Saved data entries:
** start **

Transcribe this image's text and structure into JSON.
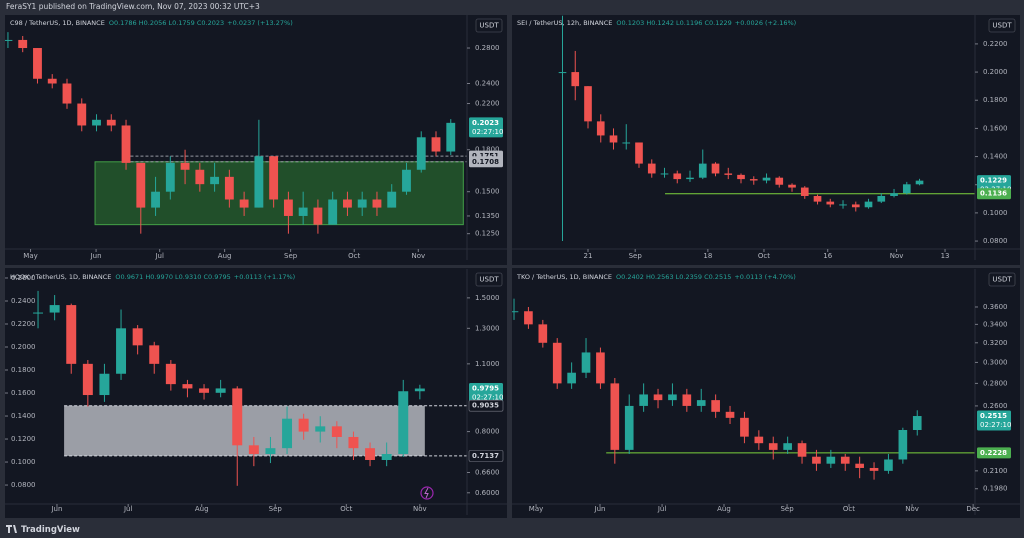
{
  "header": {
    "text": "FeraSY1 published on TradingView.com, Nov 07, 2023 00:32 UTC+3"
  },
  "footer": {
    "brand": "TradingView"
  },
  "chart_data": [
    {
      "type": "candlestick",
      "symbol": "C98 / TetherUS, 1D, BINANCE",
      "ohlc": "O0.1786 H0.2056 L0.1759 C0.2023",
      "change": "+0.0237 (+13.27%)",
      "currency": "USDT",
      "color_up": "#26a69a",
      "color_down": "#ef5350",
      "log_scale": true,
      "close": [
        0.29,
        0.28,
        0.245,
        0.24,
        0.22,
        0.2,
        0.205,
        0.2,
        0.17,
        0.14,
        0.15,
        0.17,
        0.165,
        0.155,
        0.16,
        0.145,
        0.14,
        0.175,
        0.145,
        0.135,
        0.14,
        0.13,
        0.145,
        0.14,
        0.145,
        0.14,
        0.15,
        0.165,
        0.19,
        0.1786,
        0.2023
      ],
      "high": [
        0.3,
        0.295,
        0.28,
        0.25,
        0.245,
        0.225,
        0.21,
        0.21,
        0.205,
        0.17,
        0.16,
        0.175,
        0.18,
        0.17,
        0.17,
        0.165,
        0.15,
        0.205,
        0.175,
        0.15,
        0.15,
        0.145,
        0.15,
        0.15,
        0.15,
        0.15,
        0.155,
        0.17,
        0.195,
        0.195,
        0.2056
      ],
      "low": [
        0.28,
        0.275,
        0.24,
        0.235,
        0.215,
        0.195,
        0.195,
        0.195,
        0.165,
        0.125,
        0.135,
        0.145,
        0.155,
        0.15,
        0.15,
        0.14,
        0.135,
        0.14,
        0.14,
        0.125,
        0.13,
        0.125,
        0.13,
        0.135,
        0.135,
        0.135,
        0.14,
        0.148,
        0.163,
        0.175,
        0.1759
      ],
      "xlim": [
        -0.2,
        31.1
      ],
      "xticks": [
        {
          "value": 1.53,
          "label": "May"
        },
        {
          "value": 5.97,
          "label": "Jun"
        },
        {
          "value": 10.28,
          "label": "Jul"
        },
        {
          "value": 14.68,
          "label": "Aug"
        },
        {
          "value": 19.15,
          "label": "Sep"
        },
        {
          "value": 23.46,
          "label": "Oct"
        },
        {
          "value": 27.8,
          "label": "Nov"
        }
      ],
      "ylim": [
        0.119,
        0.319
      ],
      "yticks": [
        {
          "value": 0.28,
          "label": "0.2800"
        },
        {
          "value": 0.24,
          "label": "0.2400"
        },
        {
          "value": 0.22,
          "label": "0.2200"
        },
        {
          "value": 0.18,
          "label": "0.1800"
        },
        {
          "value": 0.15,
          "label": "0.1500"
        },
        {
          "value": 0.135,
          "label": "0.1350"
        },
        {
          "value": 0.125,
          "label": "0.1250"
        }
      ],
      "zones": [
        {
          "x": [
            5.9,
            30.85
          ],
          "y": [
            0.13,
            0.1708
          ],
          "color": "rgba(46,125,50,0.55)",
          "stroke": "#43a047"
        }
      ],
      "hlines": [
        {
          "value": 0.1751,
          "from": 8.3,
          "color": "#9598a1",
          "dashed": true
        },
        {
          "value": 0.1708,
          "from": 8.3,
          "color": "#9598a1",
          "dashed": true
        }
      ],
      "price_labels": [
        {
          "value": 0.2023,
          "countdown": "02:27:10",
          "color": "#26a69a",
          "text_color": "#ffffff"
        },
        {
          "value": 0.1751,
          "color": "#b2b5be",
          "text_color": "#131722"
        },
        {
          "value": 0.1708,
          "color": "#b2b5be",
          "text_color": "#131722"
        }
      ]
    },
    {
      "type": "candlestick",
      "symbol": "SEI / TetherUS, 12h, BINANCE",
      "ohlc": "O0.1203 H0.1242 L0.1196 C0.1229",
      "change": "+0.0026 (+2.16%)",
      "currency": "USDT",
      "color_up": "#26a69a",
      "color_down": "#ef5350",
      "log_scale": false,
      "close": [
        0.2,
        0.19,
        0.165,
        0.155,
        0.15,
        0.15,
        0.135,
        0.128,
        0.128,
        0.124,
        0.125,
        0.135,
        0.128,
        0.127,
        0.124,
        0.123,
        0.125,
        0.12,
        0.118,
        0.112,
        0.108,
        0.106,
        0.106,
        0.104,
        0.108,
        0.112,
        0.114,
        0.1203,
        0.1229
      ],
      "high": [
        0.24,
        0.215,
        0.19,
        0.17,
        0.16,
        0.163,
        0.15,
        0.138,
        0.132,
        0.13,
        0.13,
        0.145,
        0.136,
        0.132,
        0.128,
        0.126,
        0.128,
        0.126,
        0.121,
        0.119,
        0.113,
        0.11,
        0.109,
        0.108,
        0.11,
        0.114,
        0.117,
        0.122,
        0.1242
      ],
      "low": [
        0.08,
        0.18,
        0.16,
        0.15,
        0.145,
        0.145,
        0.132,
        0.125,
        0.125,
        0.121,
        0.122,
        0.124,
        0.126,
        0.124,
        0.121,
        0.12,
        0.121,
        0.118,
        0.115,
        0.11,
        0.106,
        0.104,
        0.103,
        0.101,
        0.103,
        0.107,
        0.111,
        0.113,
        0.1196
      ],
      "xlim": [
        -3.96,
        32.35
      ],
      "xticks": [
        {
          "value": 2,
          "label": "21"
        },
        {
          "value": 5.7,
          "label": "Sep"
        },
        {
          "value": 11.4,
          "label": "18"
        },
        {
          "value": 15.8,
          "label": "Oct"
        },
        {
          "value": 20.8,
          "label": "16"
        },
        {
          "value": 26.2,
          "label": "Nov"
        },
        {
          "value": 30,
          "label": "13"
        }
      ],
      "ylim": [
        0.0772,
        0.2384
      ],
      "yticks": [
        {
          "value": 0.22,
          "label": "0.2200"
        },
        {
          "value": 0.2,
          "label": "0.2000"
        },
        {
          "value": 0.18,
          "label": "0.1800"
        },
        {
          "value": 0.16,
          "label": "0.1600"
        },
        {
          "value": 0.14,
          "label": "0.1400"
        },
        {
          "value": 0.12,
          "label": "0.1200"
        },
        {
          "value": 0.1,
          "label": "0.1000"
        },
        {
          "value": 0.08,
          "label": "0.0800"
        }
      ],
      "zones": [],
      "hlines": [
        {
          "value": 0.1136,
          "from": 8.04,
          "color": "#7cd33c",
          "dashed": false
        }
      ],
      "price_labels": [
        {
          "value": 0.1229,
          "countdown": "02:27:10",
          "color": "#26a69a",
          "text_color": "#ffffff"
        },
        {
          "value": 0.1136,
          "color": "#4caf50",
          "text_color": "#ffffff"
        }
      ]
    },
    {
      "type": "candlestick",
      "symbol": "HOOK / TetherUS, 1D, BINANCE",
      "ohlc": "O0.9671 H0.9970 L0.9310 C0.9795",
      "change": "+0.0113 (+1.17%)",
      "currency": "USDT",
      "color_up": "#26a69a",
      "color_down": "#ef5350",
      "log_scale": true,
      "close": [
        1.4,
        1.45,
        1.1,
        0.95,
        1.05,
        1.3,
        1.2,
        1.1,
        1.0,
        0.98,
        0.96,
        0.98,
        0.75,
        0.72,
        0.74,
        0.85,
        0.8,
        0.82,
        0.78,
        0.74,
        0.7,
        0.72,
        0.9671,
        0.9795
      ],
      "high": [
        1.55,
        1.52,
        1.46,
        1.12,
        1.1,
        1.42,
        1.32,
        1.22,
        1.12,
        1.02,
        1.0,
        1.02,
        0.99,
        0.78,
        0.78,
        0.9,
        0.87,
        0.86,
        0.84,
        0.8,
        0.76,
        0.76,
        1.02,
        0.997
      ],
      "low": [
        1.3,
        1.35,
        1.05,
        0.9,
        0.92,
        1.02,
        1.15,
        1.05,
        0.97,
        0.94,
        0.93,
        0.94,
        0.62,
        0.68,
        0.69,
        0.72,
        0.77,
        0.76,
        0.74,
        0.7,
        0.68,
        0.68,
        0.71,
        0.931
      ],
      "xlim": [
        -1.99,
        25.84
      ],
      "xticks": [
        {
          "value": 1.14,
          "label": "Jun"
        },
        {
          "value": 5.43,
          "label": "Jul"
        },
        {
          "value": 9.86,
          "label": "Aug"
        },
        {
          "value": 14.29,
          "label": "Sep"
        },
        {
          "value": 18.57,
          "label": "Oct"
        },
        {
          "value": 23,
          "label": "Nov"
        }
      ],
      "ylim": [
        0.58,
        1.694
      ],
      "yticks": [
        {
          "value": 1.5,
          "label": "1.5000"
        },
        {
          "value": 1.3,
          "label": "1.3000"
        },
        {
          "value": 1.1,
          "label": "1.1000"
        },
        {
          "value": 0.8,
          "label": "0.8000"
        },
        {
          "value": 0.66,
          "label": "0.6600"
        },
        {
          "value": 0.6,
          "label": "0.6000"
        }
      ],
      "y2lim": [
        0.067,
        0.2652
      ],
      "y2ticks": [
        {
          "value": 0.26,
          "label": "0.2600"
        },
        {
          "value": 0.24,
          "label": "0.2400"
        },
        {
          "value": 0.22,
          "label": "0.2200"
        },
        {
          "value": 0.2,
          "label": "0.2000"
        },
        {
          "value": 0.18,
          "label": "0.1800"
        },
        {
          "value": 0.16,
          "label": "0.1600"
        },
        {
          "value": 0.14,
          "label": "0.1400"
        },
        {
          "value": 0.12,
          "label": "0.1200"
        },
        {
          "value": 0.1,
          "label": "0.1000"
        },
        {
          "value": 0.08,
          "label": "0.0800"
        }
      ],
      "zones": [
        {
          "x": [
            1.57,
            23.3
          ],
          "y": [
            0.7137,
            0.9035
          ],
          "color": "rgba(190,192,200,0.8)",
          "stroke": "none"
        }
      ],
      "hlines": [
        {
          "value": 0.9035,
          "from": 1.57,
          "color": "#d1d4dc",
          "dashed": true
        },
        {
          "value": 0.7137,
          "from": 1.57,
          "color": "#d1d4dc",
          "dashed": true
        }
      ],
      "price_labels": [
        {
          "value": 0.9795,
          "countdown": "02:27:10",
          "color": "#26a69a",
          "text_color": "#ffffff"
        },
        {
          "value": 0.9035,
          "color": "#131722",
          "text_color": "#d1d4dc"
        },
        {
          "value": 0.7137,
          "color": "#131722",
          "text_color": "#d1d4dc"
        }
      ]
    },
    {
      "type": "candlestick",
      "symbol": "TKO / TetherUS, 1D, BINANCE",
      "ohlc": "O0.2402 H0.2563 L0.2359 C0.2515",
      "change": "+0.0113 (+4.70%)",
      "currency": "USDT",
      "color_up": "#26a69a",
      "color_down": "#ef5350",
      "log_scale": true,
      "close": [
        0.355,
        0.34,
        0.32,
        0.28,
        0.29,
        0.31,
        0.28,
        0.225,
        0.26,
        0.27,
        0.265,
        0.27,
        0.26,
        0.265,
        0.255,
        0.25,
        0.235,
        0.23,
        0.225,
        0.23,
        0.22,
        0.215,
        0.22,
        0.215,
        0.212,
        0.21,
        0.218,
        0.2402,
        0.2515
      ],
      "high": [
        0.37,
        0.36,
        0.345,
        0.325,
        0.3,
        0.325,
        0.315,
        0.285,
        0.27,
        0.28,
        0.275,
        0.28,
        0.275,
        0.275,
        0.27,
        0.26,
        0.255,
        0.24,
        0.235,
        0.235,
        0.232,
        0.225,
        0.225,
        0.222,
        0.22,
        0.216,
        0.222,
        0.242,
        0.2563
      ],
      "low": [
        0.345,
        0.335,
        0.315,
        0.275,
        0.275,
        0.285,
        0.275,
        0.215,
        0.222,
        0.255,
        0.258,
        0.26,
        0.255,
        0.255,
        0.25,
        0.245,
        0.23,
        0.225,
        0.218,
        0.222,
        0.215,
        0.21,
        0.212,
        0.21,
        0.205,
        0.204,
        0.208,
        0.215,
        0.2359
      ],
      "xlim": [
        -0.14,
        32.01
      ],
      "xticks": [
        {
          "value": 1.53,
          "label": "May"
        },
        {
          "value": 5.97,
          "label": "Jun"
        },
        {
          "value": 10.28,
          "label": "Jul"
        },
        {
          "value": 14.58,
          "label": "Aug"
        },
        {
          "value": 18.96,
          "label": "Sep"
        },
        {
          "value": 23.26,
          "label": "Oct"
        },
        {
          "value": 27.64,
          "label": "Nov"
        },
        {
          "value": 31.88,
          "label": "Dec"
        }
      ],
      "ylim": [
        0.1908,
        0.4039
      ],
      "yticks": [
        {
          "value": 0.36,
          "label": "0.3600"
        },
        {
          "value": 0.34,
          "label": "0.3400"
        },
        {
          "value": 0.32,
          "label": "0.3200"
        },
        {
          "value": 0.3,
          "label": "0.3000"
        },
        {
          "value": 0.28,
          "label": "0.2800"
        },
        {
          "value": 0.26,
          "label": "0.2600"
        },
        {
          "value": 0.21,
          "label": "0.2100"
        },
        {
          "value": 0.198,
          "label": "0.1980"
        }
      ],
      "zones": [],
      "hlines": [
        {
          "value": 0.2228,
          "from": 6.4,
          "color": "#7cd33c",
          "dashed": false
        }
      ],
      "price_labels": [
        {
          "value": 0.2515,
          "countdown": "02:27:10",
          "color": "#26a69a",
          "text_color": "#ffffff"
        },
        {
          "value": 0.2228,
          "color": "#4caf50",
          "text_color": "#ffffff"
        }
      ]
    }
  ]
}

** end **

DO THIS>
Scan the material line by line and report each one that contains "rgba".

OUTPUT BELOW>
          "color": "rgba(46,125,50,0.55)",
          "color": "rgba(190,192,200,0.8)",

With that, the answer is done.